**Work instructions**
1) List every factual detail that the first paragraph of the careless driving post gives about the daughter's case. Leave out the writer's own opinion.
2) Carry on the careless driving post from where it ends.

**Document passage**
────────────────────────────────────────

My daughter has been charged with careless driving, and I would say that the case involves "momentary inattention". There was an accident, a rear end collision, with under $1000 of damage to both cars combined. She has obtained disclosure, and has an appointment with a prosecutor for early resolution in a few weeks.
I am interested in getting a professional opinion regarding what her chances are of defending against the charge is; from someone with recent experience in court, successfully defending this charge. I have no problem with paying for the opinion.

────────────────────────────────────────

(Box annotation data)

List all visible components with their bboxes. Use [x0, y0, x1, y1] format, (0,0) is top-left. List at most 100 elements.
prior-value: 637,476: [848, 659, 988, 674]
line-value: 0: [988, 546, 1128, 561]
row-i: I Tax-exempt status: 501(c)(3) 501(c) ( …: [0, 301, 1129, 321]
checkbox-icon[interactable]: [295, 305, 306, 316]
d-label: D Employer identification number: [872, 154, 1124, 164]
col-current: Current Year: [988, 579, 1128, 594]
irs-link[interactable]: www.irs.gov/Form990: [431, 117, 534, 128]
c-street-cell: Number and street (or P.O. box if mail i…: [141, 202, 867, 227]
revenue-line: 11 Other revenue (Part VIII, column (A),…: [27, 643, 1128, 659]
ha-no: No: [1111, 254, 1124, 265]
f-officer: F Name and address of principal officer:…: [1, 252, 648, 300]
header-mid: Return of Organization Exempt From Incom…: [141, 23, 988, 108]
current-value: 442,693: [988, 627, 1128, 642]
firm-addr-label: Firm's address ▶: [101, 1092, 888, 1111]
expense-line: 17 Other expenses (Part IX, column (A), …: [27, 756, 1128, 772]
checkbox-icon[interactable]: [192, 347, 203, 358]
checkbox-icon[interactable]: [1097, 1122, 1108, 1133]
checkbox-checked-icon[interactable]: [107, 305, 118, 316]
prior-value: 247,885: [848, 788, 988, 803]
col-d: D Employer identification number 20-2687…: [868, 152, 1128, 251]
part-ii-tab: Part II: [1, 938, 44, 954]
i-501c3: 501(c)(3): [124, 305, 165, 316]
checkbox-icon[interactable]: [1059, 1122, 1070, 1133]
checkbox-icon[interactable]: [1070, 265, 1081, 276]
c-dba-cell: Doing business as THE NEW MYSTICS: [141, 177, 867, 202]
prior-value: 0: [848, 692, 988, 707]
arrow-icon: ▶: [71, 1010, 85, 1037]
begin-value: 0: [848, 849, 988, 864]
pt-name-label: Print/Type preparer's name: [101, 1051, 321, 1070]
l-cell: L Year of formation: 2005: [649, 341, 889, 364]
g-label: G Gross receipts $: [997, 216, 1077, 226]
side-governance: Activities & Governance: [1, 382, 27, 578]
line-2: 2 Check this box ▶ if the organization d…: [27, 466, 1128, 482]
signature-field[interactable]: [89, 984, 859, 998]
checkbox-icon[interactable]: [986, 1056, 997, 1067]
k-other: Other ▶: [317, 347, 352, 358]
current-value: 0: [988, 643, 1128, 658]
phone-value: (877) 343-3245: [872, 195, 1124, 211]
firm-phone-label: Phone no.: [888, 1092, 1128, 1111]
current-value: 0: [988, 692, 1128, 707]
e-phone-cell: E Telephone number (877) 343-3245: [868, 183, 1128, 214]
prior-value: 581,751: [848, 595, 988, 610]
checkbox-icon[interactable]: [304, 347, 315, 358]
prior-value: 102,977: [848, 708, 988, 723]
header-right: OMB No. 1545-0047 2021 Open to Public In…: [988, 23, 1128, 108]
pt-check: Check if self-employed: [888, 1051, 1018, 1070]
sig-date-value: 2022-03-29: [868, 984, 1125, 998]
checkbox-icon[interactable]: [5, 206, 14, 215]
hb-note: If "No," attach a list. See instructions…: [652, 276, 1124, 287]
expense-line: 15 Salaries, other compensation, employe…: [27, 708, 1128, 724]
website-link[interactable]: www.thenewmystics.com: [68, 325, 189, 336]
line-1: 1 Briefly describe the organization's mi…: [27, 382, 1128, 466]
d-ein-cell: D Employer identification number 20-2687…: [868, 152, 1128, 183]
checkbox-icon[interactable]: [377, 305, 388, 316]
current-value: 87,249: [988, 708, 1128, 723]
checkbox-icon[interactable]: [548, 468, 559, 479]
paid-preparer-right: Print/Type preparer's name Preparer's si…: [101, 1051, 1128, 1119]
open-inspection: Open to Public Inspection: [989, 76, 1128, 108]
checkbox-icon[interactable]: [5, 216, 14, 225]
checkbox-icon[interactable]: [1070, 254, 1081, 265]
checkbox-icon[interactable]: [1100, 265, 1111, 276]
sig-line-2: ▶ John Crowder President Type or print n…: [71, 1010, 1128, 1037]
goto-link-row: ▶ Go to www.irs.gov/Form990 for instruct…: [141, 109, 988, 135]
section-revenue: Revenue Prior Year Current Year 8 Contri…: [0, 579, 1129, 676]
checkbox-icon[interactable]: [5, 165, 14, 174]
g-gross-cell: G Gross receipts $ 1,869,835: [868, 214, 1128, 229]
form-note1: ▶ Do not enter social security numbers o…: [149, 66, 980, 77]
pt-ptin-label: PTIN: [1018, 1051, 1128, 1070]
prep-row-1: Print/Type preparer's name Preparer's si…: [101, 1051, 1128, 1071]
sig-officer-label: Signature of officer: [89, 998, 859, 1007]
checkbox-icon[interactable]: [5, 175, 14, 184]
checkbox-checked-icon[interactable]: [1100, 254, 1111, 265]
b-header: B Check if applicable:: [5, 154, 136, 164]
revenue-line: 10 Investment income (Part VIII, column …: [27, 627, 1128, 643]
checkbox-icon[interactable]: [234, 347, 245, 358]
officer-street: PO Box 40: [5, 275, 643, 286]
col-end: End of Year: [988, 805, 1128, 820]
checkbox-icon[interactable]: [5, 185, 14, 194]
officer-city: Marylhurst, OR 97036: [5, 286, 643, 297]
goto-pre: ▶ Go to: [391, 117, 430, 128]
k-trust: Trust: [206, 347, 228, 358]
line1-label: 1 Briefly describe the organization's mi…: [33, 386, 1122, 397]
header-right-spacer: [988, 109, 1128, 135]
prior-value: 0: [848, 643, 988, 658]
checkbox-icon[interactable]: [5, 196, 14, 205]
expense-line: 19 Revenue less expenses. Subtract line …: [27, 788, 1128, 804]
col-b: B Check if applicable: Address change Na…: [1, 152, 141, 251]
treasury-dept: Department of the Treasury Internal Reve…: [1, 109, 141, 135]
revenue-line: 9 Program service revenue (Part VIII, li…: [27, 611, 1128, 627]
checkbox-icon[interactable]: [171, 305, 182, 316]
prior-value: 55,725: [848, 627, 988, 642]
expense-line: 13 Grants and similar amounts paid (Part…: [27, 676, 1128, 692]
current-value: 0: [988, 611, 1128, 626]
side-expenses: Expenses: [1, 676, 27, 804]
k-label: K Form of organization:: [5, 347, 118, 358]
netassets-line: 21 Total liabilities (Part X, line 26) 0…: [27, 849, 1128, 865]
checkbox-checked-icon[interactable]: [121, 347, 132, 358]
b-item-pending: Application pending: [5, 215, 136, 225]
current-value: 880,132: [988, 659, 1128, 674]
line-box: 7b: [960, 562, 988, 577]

────────────────────────────────────────

**In response**
1)
- She has been charged with careless driving.
- The accident was a rear end collision.
- The damage to both cars combined was under $1000.
- She has obtained disclosure.
- She has an appointment with a prosecutor for early resolution in a few weeks.

2)
The few people I have talked to offer a flat rate for everything, (ER meeting and court representation if it goes there). I would like to know if she has a good chance of winning before going into the ER meeting. I am not comfortable with the flat rate approach, as I feel it lends itself to plea bargaining, and offers little incentive to take a chance in court; we are not calculated risk adverse. Consulting with someone before the ER meeting will help us to better understand her position. I am not feeling I should trust that they will withdraw the charge if there is not likely a chance of conviction, I feel they will still try to plea bargain as I have seen it happen in the past (was ticketed, and had a strong defence, but was bullied into believing otherwise, and plead guilty to a much lower charge, and a $10 fine - I had not heard of 11b at the time either, it took 18 months to get to court on the first date given)
Can anyone provide any suggestions of where to try to get a solid opinion? We are in Brampton, the charge is out of Caledon.
The assistance is greatly appreciated. Thank you.
The crown most likely listens to the "momentary inattention" story everyday. They'll definitely have you test it with the JP to see if they believe it and if your daughter is unshaken under cross-examination.
There's a lot of decisions and precedent cases at http:///canlii.ca regarding "momentary inattention". You could do some research yourself and see if there's any relevant cases.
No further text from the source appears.